- EXERCISE
Print the records below word for word, but leave out the pictures.

- PROVIDED ENTRIES

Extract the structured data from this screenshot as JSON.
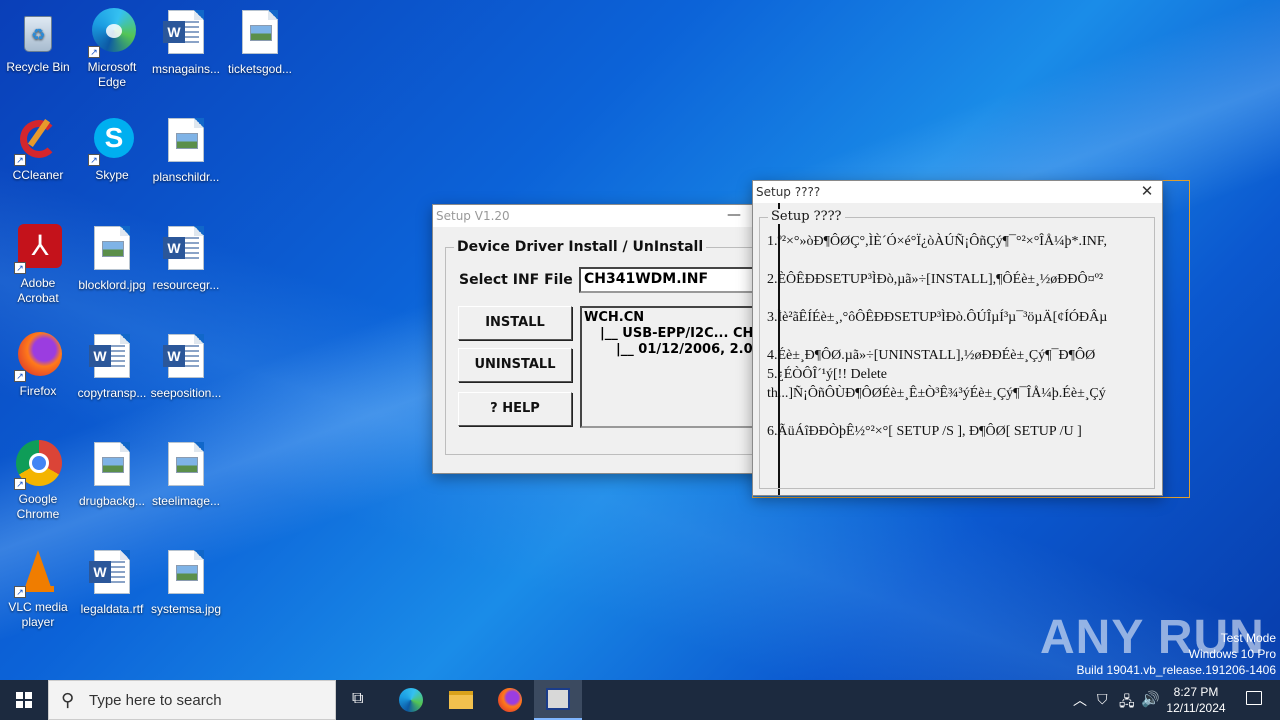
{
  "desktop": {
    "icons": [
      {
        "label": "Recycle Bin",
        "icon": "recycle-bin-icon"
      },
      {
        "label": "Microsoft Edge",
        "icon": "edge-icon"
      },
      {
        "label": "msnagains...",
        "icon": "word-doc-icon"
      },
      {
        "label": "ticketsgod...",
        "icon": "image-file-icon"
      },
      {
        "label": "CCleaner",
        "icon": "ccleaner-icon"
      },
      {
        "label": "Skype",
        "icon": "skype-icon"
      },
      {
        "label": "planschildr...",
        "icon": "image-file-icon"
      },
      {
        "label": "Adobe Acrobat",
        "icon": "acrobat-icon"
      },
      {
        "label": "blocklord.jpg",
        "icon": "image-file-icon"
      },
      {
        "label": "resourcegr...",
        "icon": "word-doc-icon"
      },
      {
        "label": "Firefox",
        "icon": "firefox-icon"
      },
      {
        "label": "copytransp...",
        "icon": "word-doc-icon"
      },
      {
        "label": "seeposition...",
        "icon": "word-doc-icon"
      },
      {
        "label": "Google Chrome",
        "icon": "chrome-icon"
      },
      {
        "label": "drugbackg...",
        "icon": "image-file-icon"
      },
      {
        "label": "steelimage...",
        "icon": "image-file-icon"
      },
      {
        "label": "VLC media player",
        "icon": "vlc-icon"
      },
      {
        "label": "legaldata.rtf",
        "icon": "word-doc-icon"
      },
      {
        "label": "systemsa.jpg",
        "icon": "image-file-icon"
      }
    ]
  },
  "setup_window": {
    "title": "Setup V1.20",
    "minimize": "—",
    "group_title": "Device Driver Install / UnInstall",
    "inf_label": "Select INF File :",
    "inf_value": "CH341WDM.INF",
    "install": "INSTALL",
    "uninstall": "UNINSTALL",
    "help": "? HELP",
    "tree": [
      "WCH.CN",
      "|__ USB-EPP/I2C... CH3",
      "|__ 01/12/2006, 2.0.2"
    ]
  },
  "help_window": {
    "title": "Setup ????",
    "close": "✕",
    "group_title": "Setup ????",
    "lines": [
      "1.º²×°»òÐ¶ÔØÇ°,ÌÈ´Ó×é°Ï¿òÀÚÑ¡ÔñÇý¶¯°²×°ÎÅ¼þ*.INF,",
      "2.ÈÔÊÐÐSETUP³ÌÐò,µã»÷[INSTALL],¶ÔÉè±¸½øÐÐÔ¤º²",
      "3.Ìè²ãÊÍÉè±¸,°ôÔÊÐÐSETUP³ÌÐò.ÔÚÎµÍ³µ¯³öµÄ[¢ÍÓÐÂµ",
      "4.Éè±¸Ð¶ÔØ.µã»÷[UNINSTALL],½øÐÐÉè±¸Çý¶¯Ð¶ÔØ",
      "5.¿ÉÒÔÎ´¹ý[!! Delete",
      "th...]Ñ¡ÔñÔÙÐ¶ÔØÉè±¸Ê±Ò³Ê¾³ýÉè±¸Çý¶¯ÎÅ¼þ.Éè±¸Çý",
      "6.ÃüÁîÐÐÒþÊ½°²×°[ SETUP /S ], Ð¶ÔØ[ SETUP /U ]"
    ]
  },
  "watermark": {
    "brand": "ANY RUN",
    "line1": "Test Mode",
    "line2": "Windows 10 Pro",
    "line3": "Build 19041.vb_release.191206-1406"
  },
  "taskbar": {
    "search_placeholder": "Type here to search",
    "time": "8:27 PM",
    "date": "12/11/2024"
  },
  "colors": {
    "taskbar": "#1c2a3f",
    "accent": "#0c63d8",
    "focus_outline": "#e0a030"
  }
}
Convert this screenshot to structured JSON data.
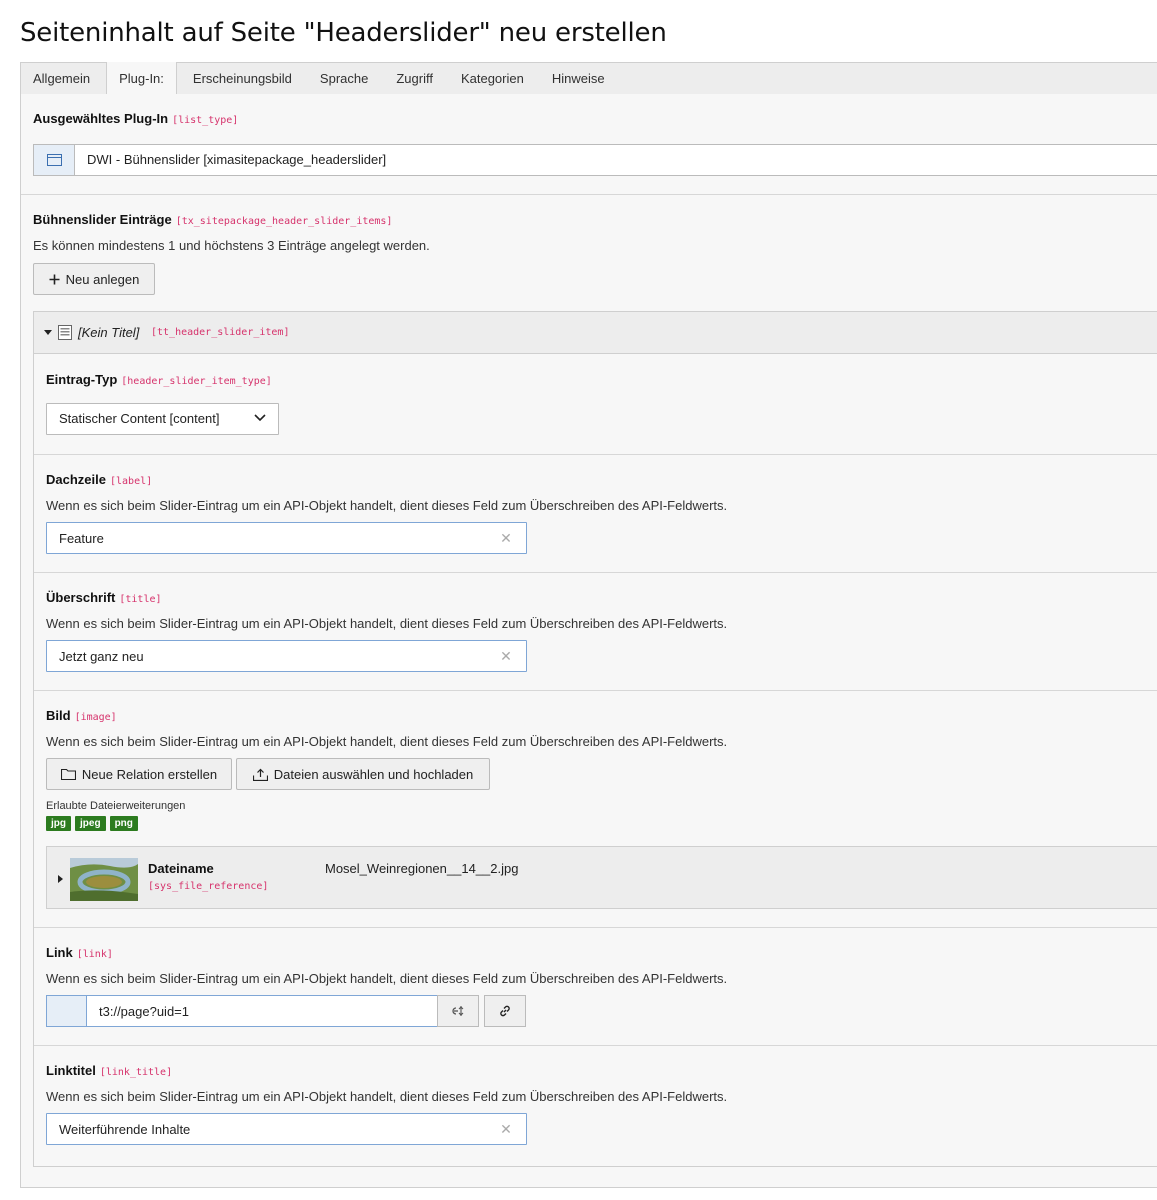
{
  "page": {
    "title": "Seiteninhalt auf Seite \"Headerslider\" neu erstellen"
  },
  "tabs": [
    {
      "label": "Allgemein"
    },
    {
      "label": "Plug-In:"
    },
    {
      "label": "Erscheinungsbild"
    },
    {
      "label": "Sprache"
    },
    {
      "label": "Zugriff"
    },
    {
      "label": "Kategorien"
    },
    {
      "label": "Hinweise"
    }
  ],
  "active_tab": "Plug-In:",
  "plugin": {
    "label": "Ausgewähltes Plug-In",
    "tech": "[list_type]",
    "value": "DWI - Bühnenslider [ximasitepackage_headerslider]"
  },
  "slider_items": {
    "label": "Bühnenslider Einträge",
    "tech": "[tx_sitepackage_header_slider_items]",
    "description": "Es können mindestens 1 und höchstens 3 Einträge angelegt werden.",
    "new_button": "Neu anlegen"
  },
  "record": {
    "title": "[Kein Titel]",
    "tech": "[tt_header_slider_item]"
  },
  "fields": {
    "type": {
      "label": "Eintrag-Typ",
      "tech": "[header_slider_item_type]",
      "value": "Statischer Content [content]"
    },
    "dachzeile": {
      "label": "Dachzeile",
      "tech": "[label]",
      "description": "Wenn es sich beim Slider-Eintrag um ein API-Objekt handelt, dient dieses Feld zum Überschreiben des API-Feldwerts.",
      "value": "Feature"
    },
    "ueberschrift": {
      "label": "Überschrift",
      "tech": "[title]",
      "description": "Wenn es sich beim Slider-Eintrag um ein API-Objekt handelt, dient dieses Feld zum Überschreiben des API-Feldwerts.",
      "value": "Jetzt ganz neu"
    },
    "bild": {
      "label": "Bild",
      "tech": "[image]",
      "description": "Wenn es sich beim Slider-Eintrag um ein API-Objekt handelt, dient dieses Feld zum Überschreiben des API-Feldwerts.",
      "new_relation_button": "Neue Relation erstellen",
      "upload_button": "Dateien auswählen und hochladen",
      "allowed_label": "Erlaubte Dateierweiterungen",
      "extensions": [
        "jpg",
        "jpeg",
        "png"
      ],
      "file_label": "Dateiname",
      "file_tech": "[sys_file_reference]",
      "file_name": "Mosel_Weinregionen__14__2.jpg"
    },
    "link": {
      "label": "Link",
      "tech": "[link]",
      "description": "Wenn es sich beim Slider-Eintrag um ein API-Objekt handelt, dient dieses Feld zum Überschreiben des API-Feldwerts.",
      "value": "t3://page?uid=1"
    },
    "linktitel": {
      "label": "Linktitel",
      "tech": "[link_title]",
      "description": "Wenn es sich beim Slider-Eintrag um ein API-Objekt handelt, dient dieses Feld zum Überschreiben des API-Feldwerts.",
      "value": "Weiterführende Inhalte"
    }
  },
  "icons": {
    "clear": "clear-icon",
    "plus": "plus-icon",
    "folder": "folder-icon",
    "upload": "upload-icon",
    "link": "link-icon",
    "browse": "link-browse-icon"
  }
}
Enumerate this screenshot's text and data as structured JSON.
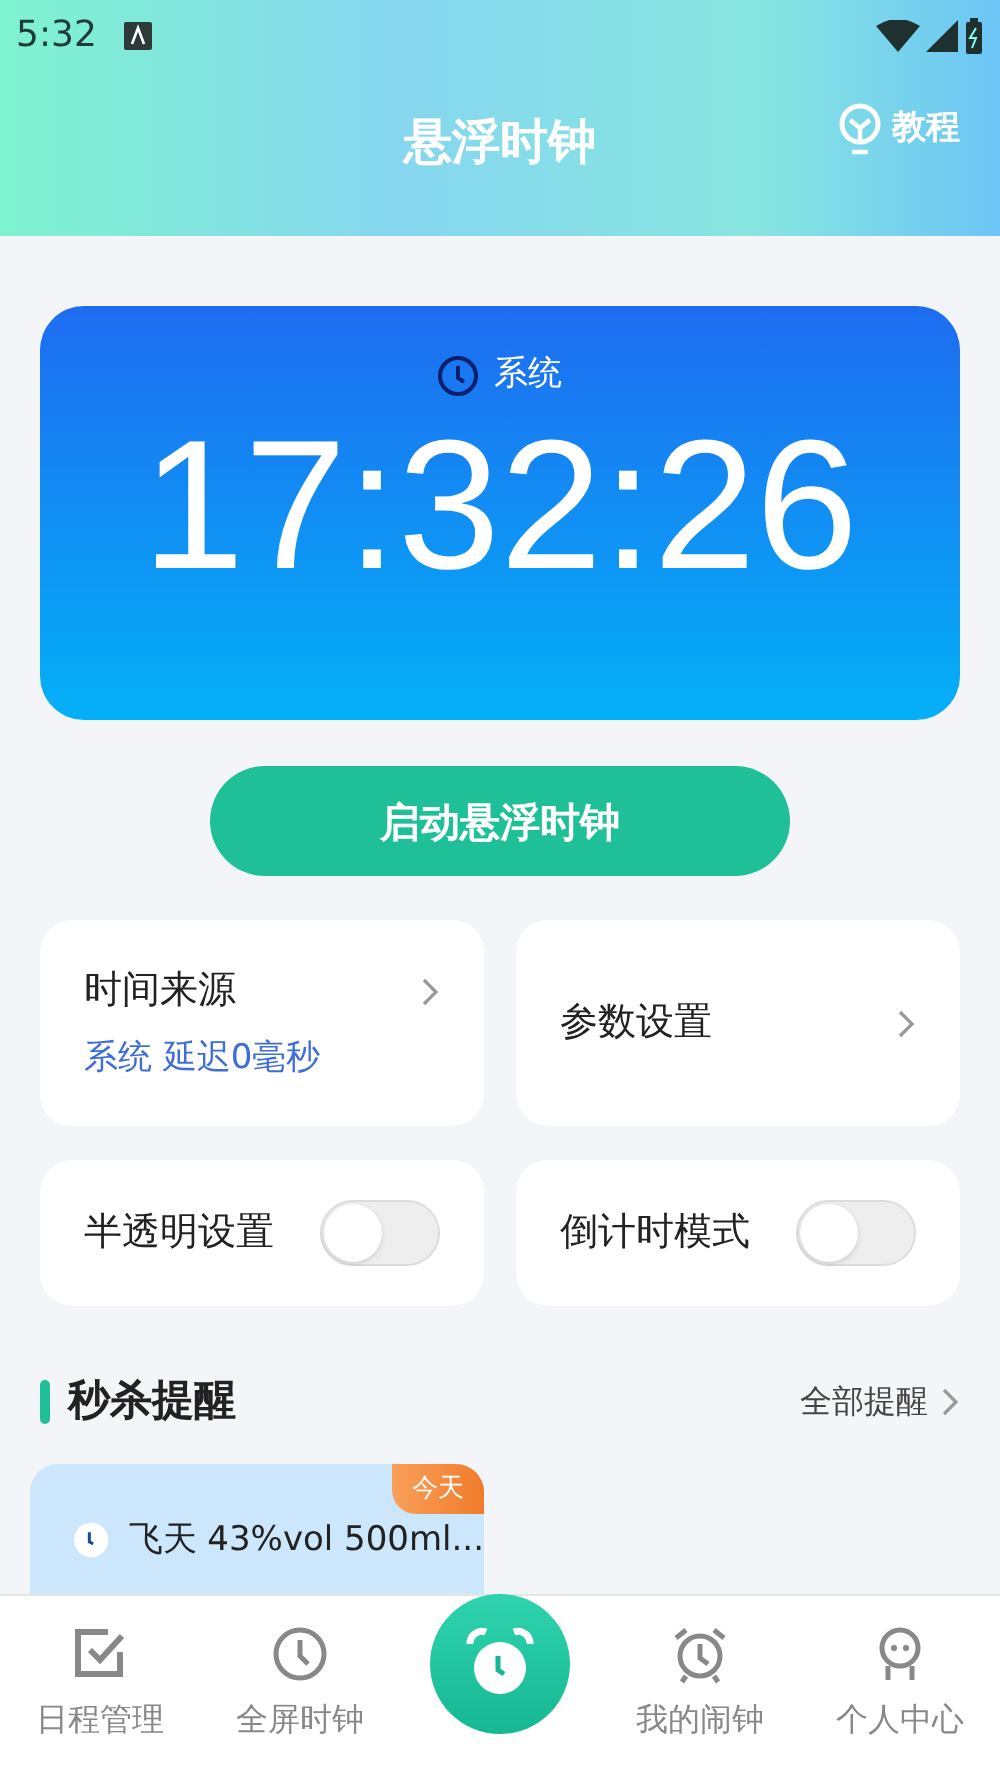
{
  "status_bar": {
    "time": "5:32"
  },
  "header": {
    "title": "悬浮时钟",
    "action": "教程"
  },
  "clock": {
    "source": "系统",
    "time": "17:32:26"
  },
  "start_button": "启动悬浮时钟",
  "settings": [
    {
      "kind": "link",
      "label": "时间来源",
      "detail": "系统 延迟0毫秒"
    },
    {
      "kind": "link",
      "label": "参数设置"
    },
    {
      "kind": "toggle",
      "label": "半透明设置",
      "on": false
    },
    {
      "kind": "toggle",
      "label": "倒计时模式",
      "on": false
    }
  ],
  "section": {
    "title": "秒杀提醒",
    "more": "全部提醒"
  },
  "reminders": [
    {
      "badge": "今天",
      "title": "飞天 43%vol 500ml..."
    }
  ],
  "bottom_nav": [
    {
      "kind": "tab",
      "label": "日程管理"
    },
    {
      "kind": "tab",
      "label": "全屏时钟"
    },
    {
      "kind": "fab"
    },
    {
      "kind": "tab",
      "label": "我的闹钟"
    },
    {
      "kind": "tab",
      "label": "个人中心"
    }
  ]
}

- SOLVED PROBLEM
Extract the structured data from this screenshot as JSON.
{
  "desktop": {
    "icons": [
      {
        "label": "Recycle Bin",
        "icon": "recycle-bin-icon"
      },
      {
        "label": "Microsoft Edge",
        "icon": "edge-icon"
      },
      {
        "label": "msnagains...",
        "icon": "word-doc-icon"
      },
      {
        "label": "ticketsgod...",
        "icon": "image-file-icon"
      },
      {
        "label": "CCleaner",
        "icon": "ccleaner-icon"
      },
      {
        "label": "Skype",
        "icon": "skype-icon"
      },
      {
        "label": "planschildr...",
        "icon": "image-file-icon"
      },
      {
        "label": "Adobe Acrobat",
        "icon": "acrobat-icon"
      },
      {
        "label": "blocklord.jpg",
        "icon": "image-file-icon"
      },
      {
        "label": "resourcegr...",
        "icon": "word-doc-icon"
      },
      {
        "label": "Firefox",
        "icon": "firefox-icon"
      },
      {
        "label": "copytransp...",
        "icon": "word-doc-icon"
      },
      {
        "label": "seeposition...",
        "icon": "word-doc-icon"
      },
      {
        "label": "Google Chrome",
        "icon": "chrome-icon"
      },
      {
        "label": "drugbackg...",
        "icon": "image-file-icon"
      },
      {
        "label": "steelimage...",
        "icon": "image-file-icon"
      },
      {
        "label": "VLC media player",
        "icon": "vlc-icon"
      },
      {
        "label": "legaldata.rtf",
        "icon": "word-doc-icon"
      },
      {
        "label": "systemsa.jpg",
        "icon": "image-file-icon"
      }
    ]
  },
  "setup_window": {
    "title": "Setup V1.20",
    "minimize": "—",
    "group_title": "Device Driver Install / UnInstall",
    "inf_label": "Select INF File :",
    "inf_value": "CH341WDM.INF",
    "install": "INSTALL",
    "uninstall": "UNINSTALL",
    "help": "? HELP",
    "tree": [
      "WCH.CN",
      "|__ USB-EPP/I2C... CH3",
      "|__ 01/12/2006, 2.0.2"
    ]
  },
  "help_window": {
    "title": "Setup ????",
    "close": "✕",
    "group_title": "Setup ????",
    "lines": [
      "1.º²×°»òÐ¶ÔØÇ°,ÌÈ´Ó×é°Ï¿òÀÚÑ¡ÔñÇý¶¯°²×°ÎÅ¼þ*.INF,",
      "2.ÈÔÊÐÐSETUP³ÌÐò,µã»÷[INSTALL],¶ÔÉè±¸½øÐÐÔ¤º²",
      "3.Ìè²ãÊÍÉè±¸,°ôÔÊÐÐSETUP³ÌÐò.ÔÚÎµÍ³µ¯³öµÄ[¢ÍÓÐÂµ",
      "4.Éè±¸Ð¶ÔØ.µã»÷[UNINSTALL],½øÐÐÉè±¸Çý¶¯Ð¶ÔØ",
      "5.¿ÉÒÔÎ´¹ý[!! Delete",
      "th...]Ñ¡ÔñÔÙÐ¶ÔØÉè±¸Ê±Ò³Ê¾³ýÉè±¸Çý¶¯ÎÅ¼þ.Éè±¸Çý",
      "6.ÃüÁîÐÐÒþÊ½°²×°[ SETUP /S ], Ð¶ÔØ[ SETUP /U ]"
    ]
  },
  "watermark": {
    "brand": "ANY RUN",
    "line1": "Test Mode",
    "line2": "Windows 10 Pro",
    "line3": "Build 19041.vb_release.191206-1406"
  },
  "taskbar": {
    "search_placeholder": "Type here to search",
    "time": "8:27 PM",
    "date": "12/11/2024"
  },
  "colors": {
    "taskbar": "#1c2a3f",
    "accent": "#0c63d8",
    "focus_outline": "#e0a030"
  }
}
Convert this screenshot to structured JSON data.
{
  "page": {
    "title": "Seiteninhalt auf Seite \"Headerslider\" neu erstellen"
  },
  "tabs": [
    {
      "label": "Allgemein"
    },
    {
      "label": "Plug-In:"
    },
    {
      "label": "Erscheinungsbild"
    },
    {
      "label": "Sprache"
    },
    {
      "label": "Zugriff"
    },
    {
      "label": "Kategorien"
    },
    {
      "label": "Hinweise"
    }
  ],
  "active_tab": "Plug-In:",
  "plugin": {
    "label": "Ausgewähltes Plug-In",
    "tech": "[list_type]",
    "value": "DWI - Bühnenslider [ximasitepackage_headerslider]"
  },
  "slider_items": {
    "label": "Bühnenslider Einträge",
    "tech": "[tx_sitepackage_header_slider_items]",
    "description": "Es können mindestens 1 und höchstens 3 Einträge angelegt werden.",
    "new_button": "Neu anlegen"
  },
  "record": {
    "title": "[Kein Titel]",
    "tech": "[tt_header_slider_item]"
  },
  "fields": {
    "type": {
      "label": "Eintrag-Typ",
      "tech": "[header_slider_item_type]",
      "value": "Statischer Content [content]"
    },
    "dachzeile": {
      "label": "Dachzeile",
      "tech": "[label]",
      "description": "Wenn es sich beim Slider-Eintrag um ein API-Objekt handelt, dient dieses Feld zum Überschreiben des API-Feldwerts.",
      "value": "Feature"
    },
    "ueberschrift": {
      "label": "Überschrift",
      "tech": "[title]",
      "description": "Wenn es sich beim Slider-Eintrag um ein API-Objekt handelt, dient dieses Feld zum Überschreiben des API-Feldwerts.",
      "value": "Jetzt ganz neu"
    },
    "bild": {
      "label": "Bild",
      "tech": "[image]",
      "description": "Wenn es sich beim Slider-Eintrag um ein API-Objekt handelt, dient dieses Feld zum Überschreiben des API-Feldwerts.",
      "new_relation_button": "Neue Relation erstellen",
      "upload_button": "Dateien auswählen und hochladen",
      "allowed_label": "Erlaubte Dateierweiterungen",
      "extensions": [
        "jpg",
        "jpeg",
        "png"
      ],
      "file_label": "Dateiname",
      "file_tech": "[sys_file_reference]",
      "file_name": "Mosel_Weinregionen__14__2.jpg"
    },
    "link": {
      "label": "Link",
      "tech": "[link]",
      "description": "Wenn es sich beim Slider-Eintrag um ein API-Objekt handelt, dient dieses Feld zum Überschreiben des API-Feldwerts.",
      "value": "t3://page?uid=1"
    },
    "linktitel": {
      "label": "Linktitel",
      "tech": "[link_title]",
      "description": "Wenn es sich beim Slider-Eintrag um ein API-Objekt handelt, dient dieses Feld zum Überschreiben des API-Feldwerts.",
      "value": "Weiterführende Inhalte"
    }
  },
  "icons": {
    "clear": "clear-icon",
    "plus": "plus-icon",
    "folder": "folder-icon",
    "upload": "upload-icon",
    "link": "link-icon",
    "browse": "link-browse-icon"
  }
}
Enumerate this screenshot's text and data as structured JSON.
{
  "status_bar": {
    "time": "5:32"
  },
  "header": {
    "title": "悬浮时钟",
    "action": "教程"
  },
  "clock": {
    "source": "系统",
    "time": "17:32:26"
  },
  "start_button": "启动悬浮时钟",
  "settings": [
    {
      "kind": "link",
      "label": "时间来源",
      "detail": "系统 延迟0毫秒"
    },
    {
      "kind": "link",
      "label": "参数设置"
    },
    {
      "kind": "toggle",
      "label": "半透明设置",
      "on": false
    },
    {
      "kind": "toggle",
      "label": "倒计时模式",
      "on": false
    }
  ],
  "section": {
    "title": "秒杀提醒",
    "more": "全部提醒"
  },
  "reminders": [
    {
      "badge": "今天",
      "title": "飞天 43%vol 500ml..."
    }
  ],
  "bottom_nav": [
    {
      "kind": "tab",
      "label": "日程管理"
    },
    {
      "kind": "tab",
      "label": "全屏时钟"
    },
    {
      "kind": "fab"
    },
    {
      "kind": "tab",
      "label": "我的闹钟"
    },
    {
      "kind": "tab",
      "label": "个人中心"
    }
  ]
}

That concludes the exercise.